Exercise goal: Using the records provided below, locate and copy each line that contains the word "from".

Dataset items
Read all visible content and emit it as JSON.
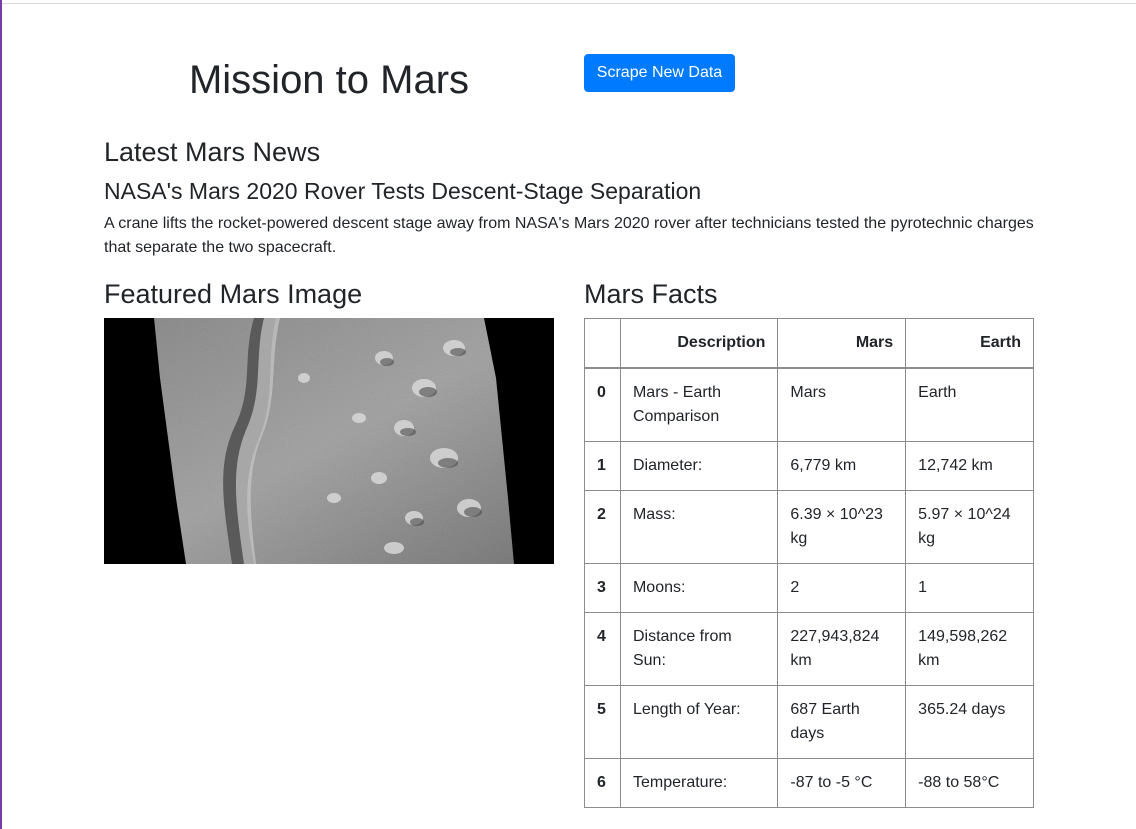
{
  "header": {
    "title": "Mission to Mars",
    "scrape_button_label": "Scrape New Data"
  },
  "news": {
    "heading": "Latest Mars News",
    "title": "NASA's Mars 2020 Rover Tests Descent-Stage Separation",
    "teaser": "A crane lifts the rocket-powered descent stage away from NASA's Mars 2020 rover after technicians tested the pyrotechnic charges that separate the two spacecraft."
  },
  "featured_image": {
    "heading": "Featured Mars Image"
  },
  "facts": {
    "heading": "Mars Facts",
    "columns": [
      "",
      "Description",
      "Mars",
      "Earth"
    ],
    "rows": [
      {
        "index": "0",
        "description": "Mars - Earth Comparison",
        "mars": "Mars",
        "earth": "Earth"
      },
      {
        "index": "1",
        "description": "Diameter:",
        "mars": "6,779 km",
        "earth": "12,742 km"
      },
      {
        "index": "2",
        "description": "Mass:",
        "mars": "6.39 × 10^23 kg",
        "earth": "5.97 × 10^24 kg"
      },
      {
        "index": "3",
        "description": "Moons:",
        "mars": "2",
        "earth": "1"
      },
      {
        "index": "4",
        "description": "Distance from Sun:",
        "mars": "227,943,824 km",
        "earth": "149,598,262 km"
      },
      {
        "index": "5",
        "description": "Length of Year:",
        "mars": "687 Earth days",
        "earth": "365.24 days"
      },
      {
        "index": "6",
        "description": "Temperature:",
        "mars": "-87 to -5 °C",
        "earth": "-88 to 58°C"
      }
    ]
  },
  "colors": {
    "accent": "#007bff",
    "text": "#212529",
    "table_border": "#8c8c8c"
  }
}
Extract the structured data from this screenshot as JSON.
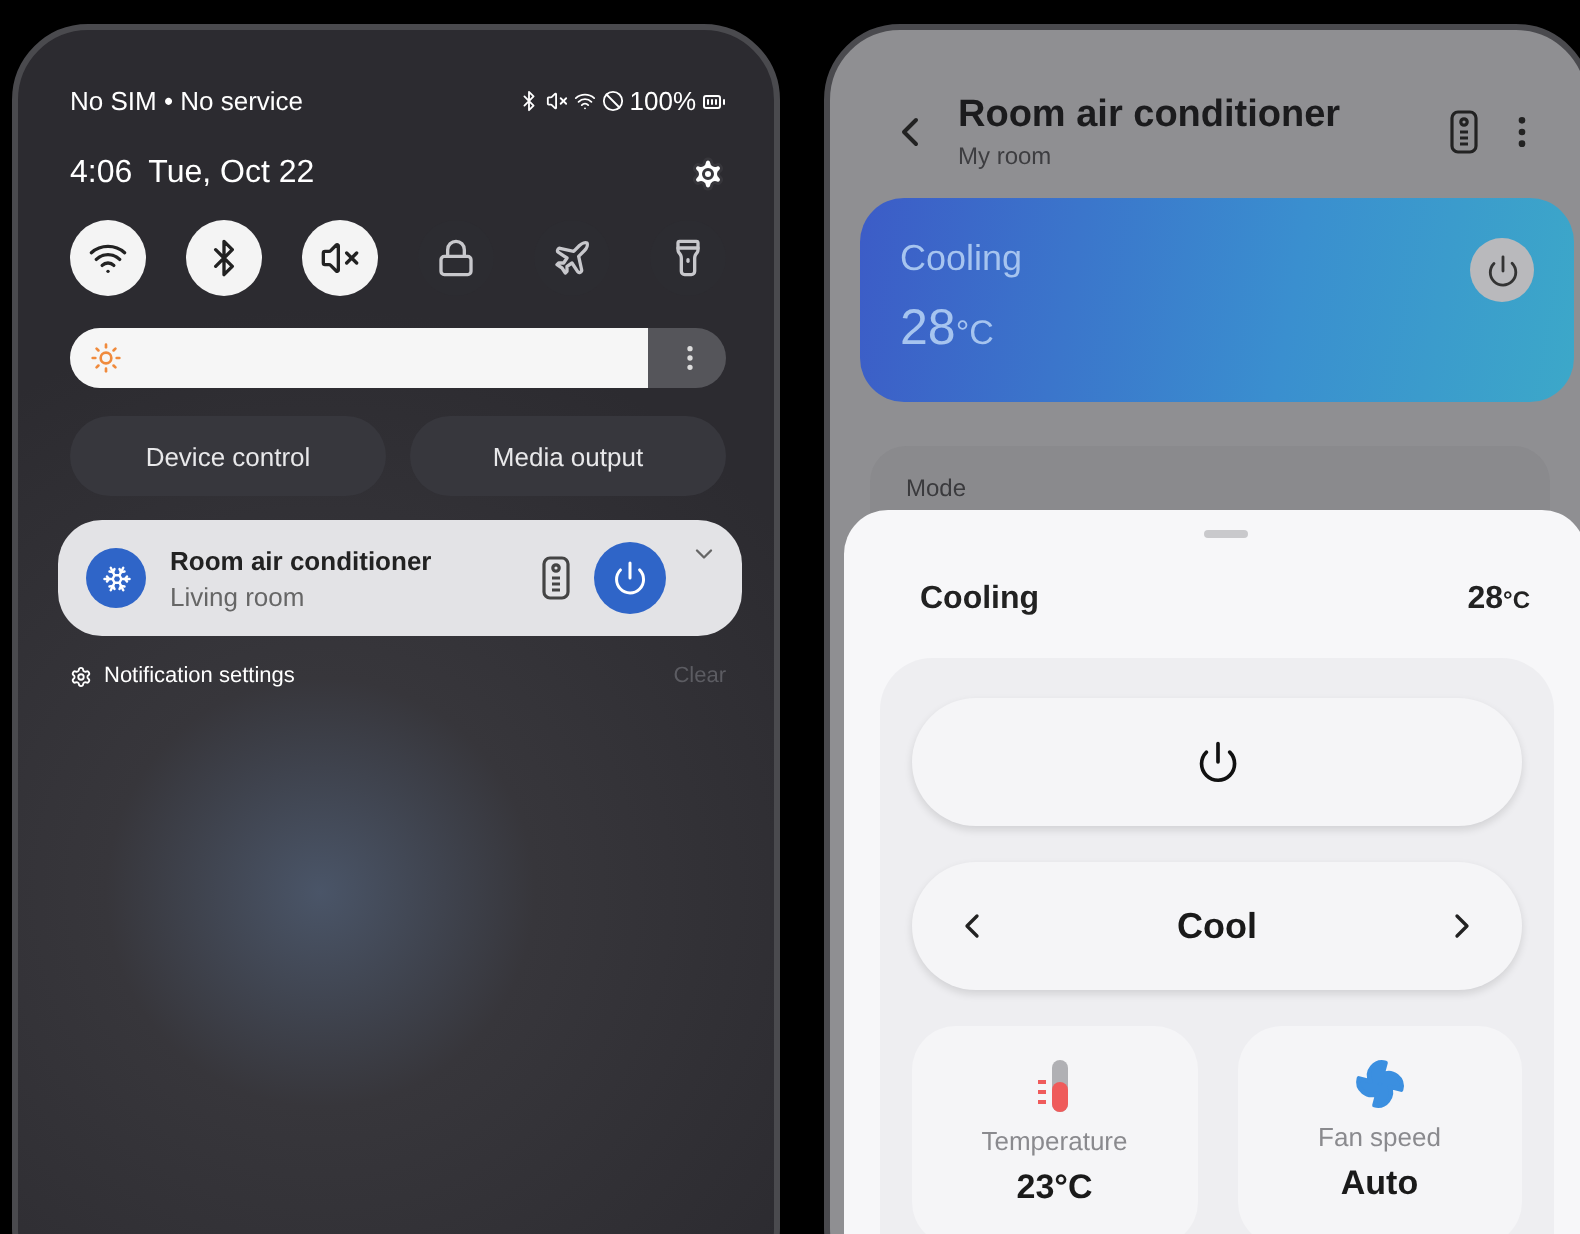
{
  "notification_shade": {
    "status_bar": {
      "carrier": "No SIM • No service",
      "battery": "100%"
    },
    "clock": {
      "time": "4:06",
      "date": "Tue, Oct 22"
    },
    "quick_toggles": [
      {
        "kind": "wifi",
        "on": true
      },
      {
        "kind": "bluetooth",
        "on": true
      },
      {
        "kind": "mute",
        "on": true
      },
      {
        "kind": "lock",
        "on": false
      },
      {
        "kind": "airplane",
        "on": false
      },
      {
        "kind": "flashlight",
        "on": false
      }
    ],
    "brightness": {
      "level": 0.88
    },
    "shortcuts": [
      "Device control",
      "Media output"
    ],
    "notification": {
      "title": "Room air conditioner",
      "subtitle": "Living room",
      "power_on": true
    },
    "footer": {
      "settings_label": "Notification settings",
      "clear_label": "Clear"
    }
  },
  "device_screen": {
    "title": "Room air conditioner",
    "subtitle": "My room",
    "status_card": {
      "state": "Cooling",
      "temperature": "28",
      "unit": "°C"
    },
    "mode_label": "Mode",
    "sheet": {
      "state": "Cooling",
      "temperature": "28",
      "unit": "°C",
      "mode": "Cool",
      "tiles": [
        {
          "kind": "temperature",
          "label": "Temperature",
          "value": "23°C"
        },
        {
          "kind": "fan",
          "label": "Fan speed",
          "value": "Auto"
        }
      ]
    }
  }
}
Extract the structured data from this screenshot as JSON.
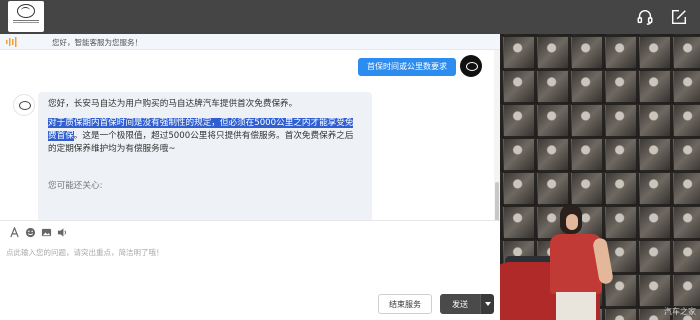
{
  "header": {
    "logo_name": "mazda-logo",
    "icons": [
      "headset-icon",
      "edit-icon"
    ]
  },
  "notice": {
    "text": "您好，智能客服为您服务！"
  },
  "conversation": {
    "user_message": "首保时间或公里数要求",
    "bot_message": {
      "intro": "您好，长安马自达为用户购买的马自达牌汽车提供首次免费保养。",
      "highlighted": "对于质保期内首保时间是没有强制性的规定，但必须在5000公里之内才能享受免费首保",
      "rest": "。这是一个极限值，超过5000公里将只提供有偿服务。首次免费保养之后的定期保养维护均为有偿服务哦~",
      "also_care": "您可能还关心:"
    }
  },
  "composer": {
    "placeholder": "点此输入您的问题，请突出重点，简洁明了哦！",
    "tools": [
      "font-icon",
      "emoji-icon",
      "image-icon",
      "voice-icon"
    ],
    "end_label": "结束服务",
    "send_label": "发送"
  },
  "ad": {
    "watermark": "汽车之家"
  },
  "colors": {
    "header_bg": "#454545",
    "user_bubble": "#2d8cf0",
    "bot_bubble": "#eef1f6",
    "highlight": "#2f5fd0"
  }
}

Task result:
    "teaser": "A crane lifts the rocket-powered descent stage away from NASA's Mars 2020 rover after technicians tested the pyrotechnic charges that separate the two spacecraft."
        "description": "Distance from Sun:",
Extract the structured data from this screenshot as JSON.
Extract the structured data from this screenshot as JSON.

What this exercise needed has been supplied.